• Objective: Identify every line in the records below that contains the word "this", and reproduce each one.

• Saved entries:
◇ ◇ ◇ ◇ ◇ ◇ ◇

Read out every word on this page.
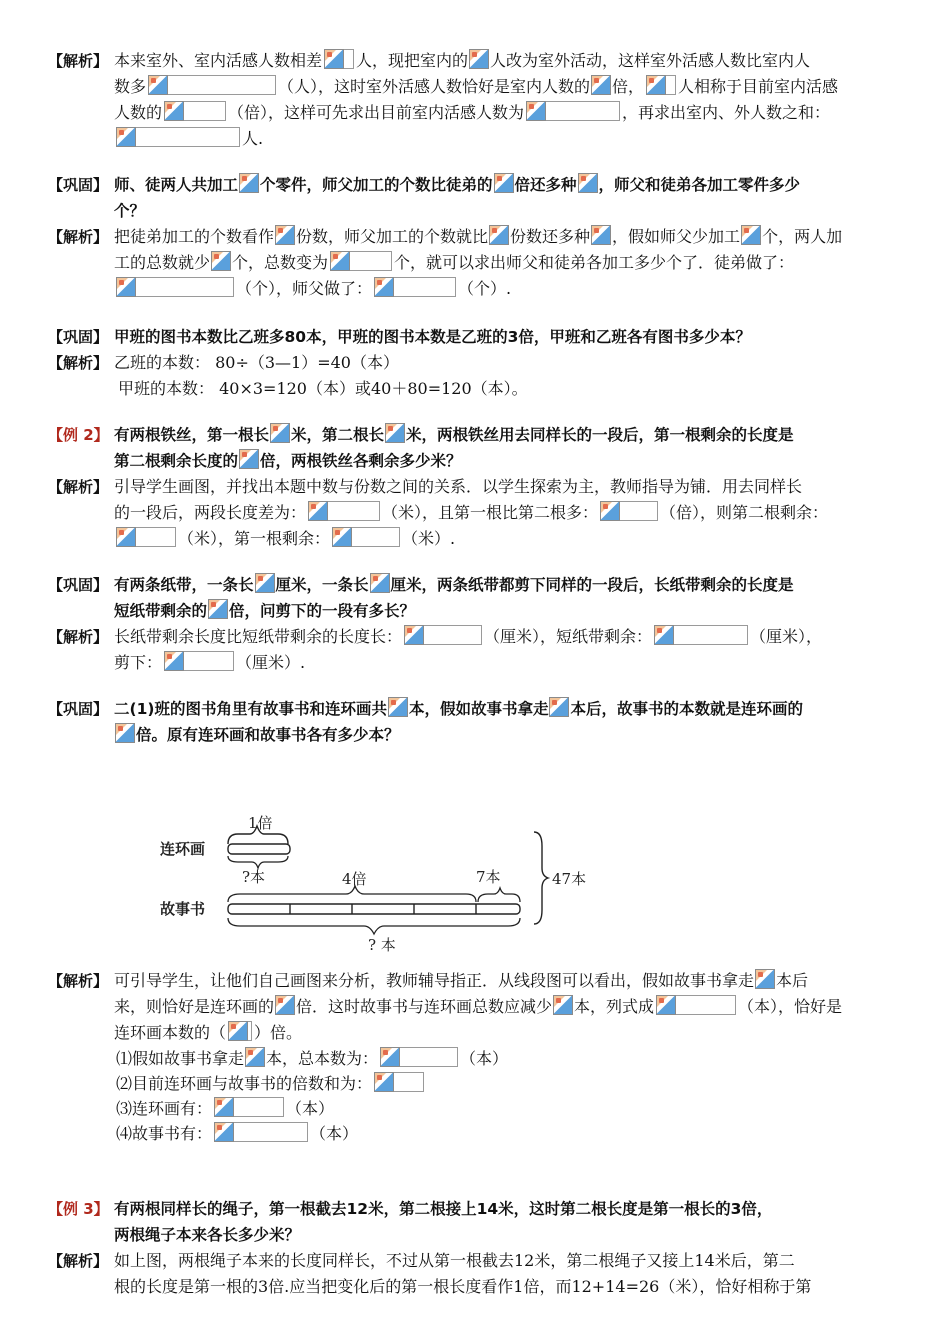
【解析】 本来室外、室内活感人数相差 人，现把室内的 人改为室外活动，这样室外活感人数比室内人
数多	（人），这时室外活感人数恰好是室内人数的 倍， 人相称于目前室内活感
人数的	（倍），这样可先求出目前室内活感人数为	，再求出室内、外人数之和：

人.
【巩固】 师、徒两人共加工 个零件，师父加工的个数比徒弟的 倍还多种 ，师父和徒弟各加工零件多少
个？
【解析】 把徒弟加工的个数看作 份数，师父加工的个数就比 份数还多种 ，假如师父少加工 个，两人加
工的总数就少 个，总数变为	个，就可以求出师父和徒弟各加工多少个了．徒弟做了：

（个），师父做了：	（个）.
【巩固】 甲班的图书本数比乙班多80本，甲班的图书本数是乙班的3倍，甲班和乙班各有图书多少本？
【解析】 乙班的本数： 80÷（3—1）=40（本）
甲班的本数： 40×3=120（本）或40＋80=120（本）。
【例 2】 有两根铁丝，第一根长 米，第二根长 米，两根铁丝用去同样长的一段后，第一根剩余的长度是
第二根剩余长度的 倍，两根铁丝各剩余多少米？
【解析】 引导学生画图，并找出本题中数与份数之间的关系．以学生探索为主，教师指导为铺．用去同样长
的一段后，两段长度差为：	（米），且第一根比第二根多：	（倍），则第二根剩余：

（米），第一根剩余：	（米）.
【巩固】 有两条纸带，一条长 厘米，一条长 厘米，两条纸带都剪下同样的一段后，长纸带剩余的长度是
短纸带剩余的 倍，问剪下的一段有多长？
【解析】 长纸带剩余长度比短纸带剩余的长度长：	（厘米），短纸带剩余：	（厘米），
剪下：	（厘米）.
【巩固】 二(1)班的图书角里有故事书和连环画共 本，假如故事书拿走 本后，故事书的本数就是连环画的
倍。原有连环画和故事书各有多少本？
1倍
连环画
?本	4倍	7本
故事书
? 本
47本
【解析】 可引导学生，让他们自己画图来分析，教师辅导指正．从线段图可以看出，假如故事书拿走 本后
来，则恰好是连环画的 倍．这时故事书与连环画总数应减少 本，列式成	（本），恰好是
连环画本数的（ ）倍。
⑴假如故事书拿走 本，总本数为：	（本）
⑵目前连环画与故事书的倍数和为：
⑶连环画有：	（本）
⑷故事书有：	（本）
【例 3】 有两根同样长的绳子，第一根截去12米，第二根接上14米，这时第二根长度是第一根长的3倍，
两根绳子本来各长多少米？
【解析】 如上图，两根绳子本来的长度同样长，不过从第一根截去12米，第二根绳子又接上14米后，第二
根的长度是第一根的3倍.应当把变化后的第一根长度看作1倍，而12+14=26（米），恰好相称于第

◇ ◇ ◇ ◇ ◇ ◇ ◇

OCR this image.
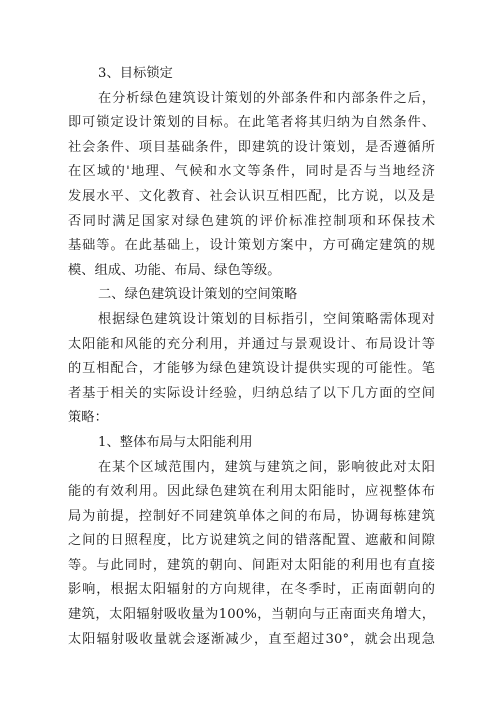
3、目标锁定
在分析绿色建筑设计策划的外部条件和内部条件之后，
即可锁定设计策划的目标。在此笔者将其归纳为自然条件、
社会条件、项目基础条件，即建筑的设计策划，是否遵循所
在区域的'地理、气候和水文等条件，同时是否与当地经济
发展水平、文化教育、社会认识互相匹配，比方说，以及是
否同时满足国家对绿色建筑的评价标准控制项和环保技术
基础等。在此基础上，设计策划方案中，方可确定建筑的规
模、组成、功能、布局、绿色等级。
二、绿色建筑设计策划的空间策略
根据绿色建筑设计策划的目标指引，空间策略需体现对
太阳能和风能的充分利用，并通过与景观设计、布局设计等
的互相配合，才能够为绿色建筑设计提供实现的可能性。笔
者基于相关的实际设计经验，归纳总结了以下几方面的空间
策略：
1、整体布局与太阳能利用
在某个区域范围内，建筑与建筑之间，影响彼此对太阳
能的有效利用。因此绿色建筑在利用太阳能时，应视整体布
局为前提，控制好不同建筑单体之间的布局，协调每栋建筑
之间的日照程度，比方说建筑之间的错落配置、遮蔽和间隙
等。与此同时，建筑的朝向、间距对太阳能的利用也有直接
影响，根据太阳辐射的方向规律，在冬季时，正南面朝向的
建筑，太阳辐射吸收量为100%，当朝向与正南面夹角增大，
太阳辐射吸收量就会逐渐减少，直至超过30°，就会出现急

◇ ◇ ◇ ◇ ◇ ◇ ◇

• Written reply:
Read out every word on this page.
OCR this image.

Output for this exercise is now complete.